Find each line containing the string "JSON" and return it.
§ §
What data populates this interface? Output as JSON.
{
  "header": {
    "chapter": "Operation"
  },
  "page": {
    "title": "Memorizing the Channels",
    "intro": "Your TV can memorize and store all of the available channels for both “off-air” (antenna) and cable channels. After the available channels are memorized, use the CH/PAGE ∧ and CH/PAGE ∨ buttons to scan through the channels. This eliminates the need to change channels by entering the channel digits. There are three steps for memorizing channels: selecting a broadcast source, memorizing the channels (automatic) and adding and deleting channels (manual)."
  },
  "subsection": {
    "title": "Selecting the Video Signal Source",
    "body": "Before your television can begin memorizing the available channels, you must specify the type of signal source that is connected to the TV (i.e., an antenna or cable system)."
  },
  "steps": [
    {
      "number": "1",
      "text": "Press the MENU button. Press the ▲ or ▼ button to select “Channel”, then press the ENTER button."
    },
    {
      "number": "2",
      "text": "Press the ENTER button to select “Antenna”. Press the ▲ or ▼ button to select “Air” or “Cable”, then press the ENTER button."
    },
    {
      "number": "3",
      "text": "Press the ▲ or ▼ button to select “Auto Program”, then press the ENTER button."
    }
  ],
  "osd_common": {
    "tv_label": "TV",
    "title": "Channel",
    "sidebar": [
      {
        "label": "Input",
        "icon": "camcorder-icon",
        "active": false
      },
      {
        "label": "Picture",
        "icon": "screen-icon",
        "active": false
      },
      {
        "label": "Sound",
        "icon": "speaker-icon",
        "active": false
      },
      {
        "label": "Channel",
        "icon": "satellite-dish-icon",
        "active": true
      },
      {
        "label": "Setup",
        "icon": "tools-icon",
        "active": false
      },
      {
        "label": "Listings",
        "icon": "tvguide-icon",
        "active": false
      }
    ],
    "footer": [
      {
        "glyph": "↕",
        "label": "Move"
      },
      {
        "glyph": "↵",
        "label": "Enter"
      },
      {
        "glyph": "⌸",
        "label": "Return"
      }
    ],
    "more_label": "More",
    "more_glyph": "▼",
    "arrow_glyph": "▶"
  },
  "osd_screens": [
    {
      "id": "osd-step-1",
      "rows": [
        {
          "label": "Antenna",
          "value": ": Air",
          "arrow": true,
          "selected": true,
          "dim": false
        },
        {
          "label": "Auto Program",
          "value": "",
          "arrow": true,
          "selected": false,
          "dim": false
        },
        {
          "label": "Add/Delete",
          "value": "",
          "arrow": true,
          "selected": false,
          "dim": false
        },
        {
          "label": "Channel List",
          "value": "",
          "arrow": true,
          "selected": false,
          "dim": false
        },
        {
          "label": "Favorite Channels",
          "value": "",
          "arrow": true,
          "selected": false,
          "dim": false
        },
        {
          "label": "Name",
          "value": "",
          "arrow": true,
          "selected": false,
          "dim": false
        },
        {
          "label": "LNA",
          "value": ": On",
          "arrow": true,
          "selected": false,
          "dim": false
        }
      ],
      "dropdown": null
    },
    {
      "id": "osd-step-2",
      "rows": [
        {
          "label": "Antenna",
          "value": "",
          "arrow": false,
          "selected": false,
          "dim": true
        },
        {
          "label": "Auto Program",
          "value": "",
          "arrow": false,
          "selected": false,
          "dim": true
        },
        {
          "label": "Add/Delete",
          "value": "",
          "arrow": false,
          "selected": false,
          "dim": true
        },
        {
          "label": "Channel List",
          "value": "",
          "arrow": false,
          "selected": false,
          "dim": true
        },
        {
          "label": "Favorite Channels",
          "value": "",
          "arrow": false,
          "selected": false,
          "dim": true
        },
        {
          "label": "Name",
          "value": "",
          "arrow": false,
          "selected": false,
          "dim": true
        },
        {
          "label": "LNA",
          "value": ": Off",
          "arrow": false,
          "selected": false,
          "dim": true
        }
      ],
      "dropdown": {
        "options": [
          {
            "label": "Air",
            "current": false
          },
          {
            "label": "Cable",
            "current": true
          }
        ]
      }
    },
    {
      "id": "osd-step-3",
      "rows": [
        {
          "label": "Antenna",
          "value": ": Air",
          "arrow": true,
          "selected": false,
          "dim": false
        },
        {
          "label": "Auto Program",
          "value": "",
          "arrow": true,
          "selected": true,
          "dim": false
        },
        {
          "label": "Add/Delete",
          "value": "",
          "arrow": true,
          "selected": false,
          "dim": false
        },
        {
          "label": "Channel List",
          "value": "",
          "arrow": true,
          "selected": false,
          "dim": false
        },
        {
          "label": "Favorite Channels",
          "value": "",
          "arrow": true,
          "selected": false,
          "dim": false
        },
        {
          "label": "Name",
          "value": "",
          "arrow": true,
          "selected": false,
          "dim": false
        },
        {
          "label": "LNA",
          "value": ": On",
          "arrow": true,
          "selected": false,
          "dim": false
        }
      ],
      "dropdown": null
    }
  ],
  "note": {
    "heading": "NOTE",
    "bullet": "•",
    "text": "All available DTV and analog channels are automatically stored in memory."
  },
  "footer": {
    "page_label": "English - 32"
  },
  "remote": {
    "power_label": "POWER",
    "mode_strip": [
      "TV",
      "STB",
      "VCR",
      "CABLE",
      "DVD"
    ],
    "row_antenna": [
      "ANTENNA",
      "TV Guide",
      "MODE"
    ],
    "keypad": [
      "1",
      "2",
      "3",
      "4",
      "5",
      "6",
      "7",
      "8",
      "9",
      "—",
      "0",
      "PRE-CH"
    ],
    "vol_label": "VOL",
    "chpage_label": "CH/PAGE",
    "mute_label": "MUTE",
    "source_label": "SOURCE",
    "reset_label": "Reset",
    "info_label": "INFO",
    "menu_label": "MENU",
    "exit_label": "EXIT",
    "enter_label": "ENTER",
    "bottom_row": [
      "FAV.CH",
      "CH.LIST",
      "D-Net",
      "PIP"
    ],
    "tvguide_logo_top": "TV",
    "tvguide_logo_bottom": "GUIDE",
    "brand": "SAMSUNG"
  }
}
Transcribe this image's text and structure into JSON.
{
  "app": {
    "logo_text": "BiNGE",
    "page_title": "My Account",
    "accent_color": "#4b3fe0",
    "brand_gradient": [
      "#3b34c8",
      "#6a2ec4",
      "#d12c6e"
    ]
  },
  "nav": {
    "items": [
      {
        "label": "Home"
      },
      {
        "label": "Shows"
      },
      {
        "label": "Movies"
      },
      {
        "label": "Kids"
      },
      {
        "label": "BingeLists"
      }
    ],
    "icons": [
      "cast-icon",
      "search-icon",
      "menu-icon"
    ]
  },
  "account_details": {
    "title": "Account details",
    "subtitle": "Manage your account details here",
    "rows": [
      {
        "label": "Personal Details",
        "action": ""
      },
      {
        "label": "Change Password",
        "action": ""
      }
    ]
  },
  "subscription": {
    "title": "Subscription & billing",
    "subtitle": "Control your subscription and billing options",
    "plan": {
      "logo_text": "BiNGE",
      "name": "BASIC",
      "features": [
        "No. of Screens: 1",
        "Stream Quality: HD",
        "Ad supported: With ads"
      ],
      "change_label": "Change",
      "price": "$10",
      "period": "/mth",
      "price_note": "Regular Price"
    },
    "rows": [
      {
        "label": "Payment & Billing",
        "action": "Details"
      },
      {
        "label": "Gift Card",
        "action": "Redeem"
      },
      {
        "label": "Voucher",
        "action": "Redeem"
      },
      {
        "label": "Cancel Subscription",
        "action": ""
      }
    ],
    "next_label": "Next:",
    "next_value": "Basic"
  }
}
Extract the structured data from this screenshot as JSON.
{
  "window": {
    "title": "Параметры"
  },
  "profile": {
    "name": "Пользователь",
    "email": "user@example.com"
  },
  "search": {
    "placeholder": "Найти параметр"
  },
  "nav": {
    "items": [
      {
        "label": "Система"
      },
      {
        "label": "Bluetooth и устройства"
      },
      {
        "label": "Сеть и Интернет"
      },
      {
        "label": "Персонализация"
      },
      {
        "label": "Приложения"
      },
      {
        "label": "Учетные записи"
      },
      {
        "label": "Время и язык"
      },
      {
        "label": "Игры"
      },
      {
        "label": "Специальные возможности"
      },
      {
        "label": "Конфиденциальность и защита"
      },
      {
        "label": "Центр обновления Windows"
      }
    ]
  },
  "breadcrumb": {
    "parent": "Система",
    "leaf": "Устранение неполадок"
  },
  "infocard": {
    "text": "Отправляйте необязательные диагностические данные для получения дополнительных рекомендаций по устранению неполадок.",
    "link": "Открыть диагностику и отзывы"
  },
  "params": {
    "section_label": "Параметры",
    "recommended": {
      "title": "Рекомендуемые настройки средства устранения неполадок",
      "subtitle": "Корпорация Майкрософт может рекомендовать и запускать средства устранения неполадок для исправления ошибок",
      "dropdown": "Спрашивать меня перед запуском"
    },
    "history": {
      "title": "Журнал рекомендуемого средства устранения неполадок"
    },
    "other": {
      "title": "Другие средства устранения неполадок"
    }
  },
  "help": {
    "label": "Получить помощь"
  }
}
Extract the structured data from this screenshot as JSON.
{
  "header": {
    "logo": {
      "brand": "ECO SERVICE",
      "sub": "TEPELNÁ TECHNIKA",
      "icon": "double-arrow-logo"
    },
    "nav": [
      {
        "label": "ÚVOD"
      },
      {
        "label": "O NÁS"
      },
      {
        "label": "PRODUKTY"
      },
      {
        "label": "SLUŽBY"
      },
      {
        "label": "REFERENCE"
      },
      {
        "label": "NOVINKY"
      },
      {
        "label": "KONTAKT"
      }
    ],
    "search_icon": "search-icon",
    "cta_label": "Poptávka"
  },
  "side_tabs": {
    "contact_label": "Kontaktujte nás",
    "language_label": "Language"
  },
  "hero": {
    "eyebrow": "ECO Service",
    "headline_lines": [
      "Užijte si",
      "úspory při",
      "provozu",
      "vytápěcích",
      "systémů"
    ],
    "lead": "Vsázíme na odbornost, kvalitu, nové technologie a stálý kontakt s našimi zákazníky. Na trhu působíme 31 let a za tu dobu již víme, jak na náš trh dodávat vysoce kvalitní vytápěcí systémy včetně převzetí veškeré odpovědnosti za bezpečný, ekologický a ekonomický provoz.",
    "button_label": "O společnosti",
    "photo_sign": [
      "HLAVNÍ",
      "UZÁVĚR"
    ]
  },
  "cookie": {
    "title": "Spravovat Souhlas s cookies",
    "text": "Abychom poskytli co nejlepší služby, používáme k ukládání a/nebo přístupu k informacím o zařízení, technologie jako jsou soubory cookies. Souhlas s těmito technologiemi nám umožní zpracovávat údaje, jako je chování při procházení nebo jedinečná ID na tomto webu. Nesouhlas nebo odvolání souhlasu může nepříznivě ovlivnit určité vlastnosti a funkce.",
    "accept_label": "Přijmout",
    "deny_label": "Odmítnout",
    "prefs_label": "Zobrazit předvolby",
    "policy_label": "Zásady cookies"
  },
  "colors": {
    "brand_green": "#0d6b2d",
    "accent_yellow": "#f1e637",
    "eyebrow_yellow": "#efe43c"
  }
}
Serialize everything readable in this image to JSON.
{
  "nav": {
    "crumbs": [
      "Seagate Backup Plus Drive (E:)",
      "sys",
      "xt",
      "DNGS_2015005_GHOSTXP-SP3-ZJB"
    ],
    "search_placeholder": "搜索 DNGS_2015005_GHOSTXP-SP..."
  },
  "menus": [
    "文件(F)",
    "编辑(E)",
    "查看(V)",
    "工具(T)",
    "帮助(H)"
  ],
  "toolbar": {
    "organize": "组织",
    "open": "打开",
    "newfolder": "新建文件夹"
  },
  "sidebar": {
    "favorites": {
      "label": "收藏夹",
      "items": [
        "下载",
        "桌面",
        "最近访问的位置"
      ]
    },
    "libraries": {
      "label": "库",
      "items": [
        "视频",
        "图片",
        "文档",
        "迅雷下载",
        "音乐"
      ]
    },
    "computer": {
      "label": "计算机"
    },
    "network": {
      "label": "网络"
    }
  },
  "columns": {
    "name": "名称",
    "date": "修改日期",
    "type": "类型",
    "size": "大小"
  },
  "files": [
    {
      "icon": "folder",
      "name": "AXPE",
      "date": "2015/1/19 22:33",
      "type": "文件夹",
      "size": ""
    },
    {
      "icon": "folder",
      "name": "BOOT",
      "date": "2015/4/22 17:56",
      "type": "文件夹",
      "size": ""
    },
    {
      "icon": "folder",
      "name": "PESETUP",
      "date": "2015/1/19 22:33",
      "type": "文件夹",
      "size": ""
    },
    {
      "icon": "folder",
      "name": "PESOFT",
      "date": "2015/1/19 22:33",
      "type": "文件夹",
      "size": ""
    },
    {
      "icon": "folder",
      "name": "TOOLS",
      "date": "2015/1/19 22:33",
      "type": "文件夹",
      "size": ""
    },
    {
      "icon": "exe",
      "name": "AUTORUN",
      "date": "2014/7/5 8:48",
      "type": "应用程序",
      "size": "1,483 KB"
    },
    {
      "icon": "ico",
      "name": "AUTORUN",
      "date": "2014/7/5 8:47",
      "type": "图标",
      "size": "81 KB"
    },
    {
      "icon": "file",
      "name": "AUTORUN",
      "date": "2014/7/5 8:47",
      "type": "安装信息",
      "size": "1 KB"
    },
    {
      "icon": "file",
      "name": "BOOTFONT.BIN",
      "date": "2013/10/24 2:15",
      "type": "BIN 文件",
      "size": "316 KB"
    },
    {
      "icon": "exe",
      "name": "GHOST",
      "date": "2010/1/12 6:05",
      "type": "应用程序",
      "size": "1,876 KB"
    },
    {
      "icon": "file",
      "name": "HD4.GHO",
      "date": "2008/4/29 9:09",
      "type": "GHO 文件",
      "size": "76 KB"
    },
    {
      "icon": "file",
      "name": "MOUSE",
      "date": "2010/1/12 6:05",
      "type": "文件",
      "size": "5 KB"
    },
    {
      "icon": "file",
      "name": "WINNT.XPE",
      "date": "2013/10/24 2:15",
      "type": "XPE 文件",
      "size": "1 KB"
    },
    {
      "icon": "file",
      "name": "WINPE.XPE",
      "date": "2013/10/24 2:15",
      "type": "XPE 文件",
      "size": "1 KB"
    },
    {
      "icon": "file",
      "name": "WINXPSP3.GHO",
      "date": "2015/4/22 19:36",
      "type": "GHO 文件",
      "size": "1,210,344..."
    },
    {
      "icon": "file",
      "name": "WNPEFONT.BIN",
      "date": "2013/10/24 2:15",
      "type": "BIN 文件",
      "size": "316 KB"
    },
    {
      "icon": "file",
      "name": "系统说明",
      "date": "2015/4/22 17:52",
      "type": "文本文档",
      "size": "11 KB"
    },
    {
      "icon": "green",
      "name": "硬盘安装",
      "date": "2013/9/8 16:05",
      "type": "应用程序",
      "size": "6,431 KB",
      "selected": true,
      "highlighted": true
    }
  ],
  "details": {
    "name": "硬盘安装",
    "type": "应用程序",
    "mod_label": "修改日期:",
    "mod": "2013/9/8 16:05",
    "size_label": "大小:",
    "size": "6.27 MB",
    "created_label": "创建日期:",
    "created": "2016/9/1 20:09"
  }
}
§ §
(Written solution):
What data populates this interface? Output as JSON.
Transcribe this image's text and structure into JSON.
Extract the structured data from this screenshot as JSON.
Extract the structured data from this screenshot as JSON.
Serialize everything readable in this image to JSON.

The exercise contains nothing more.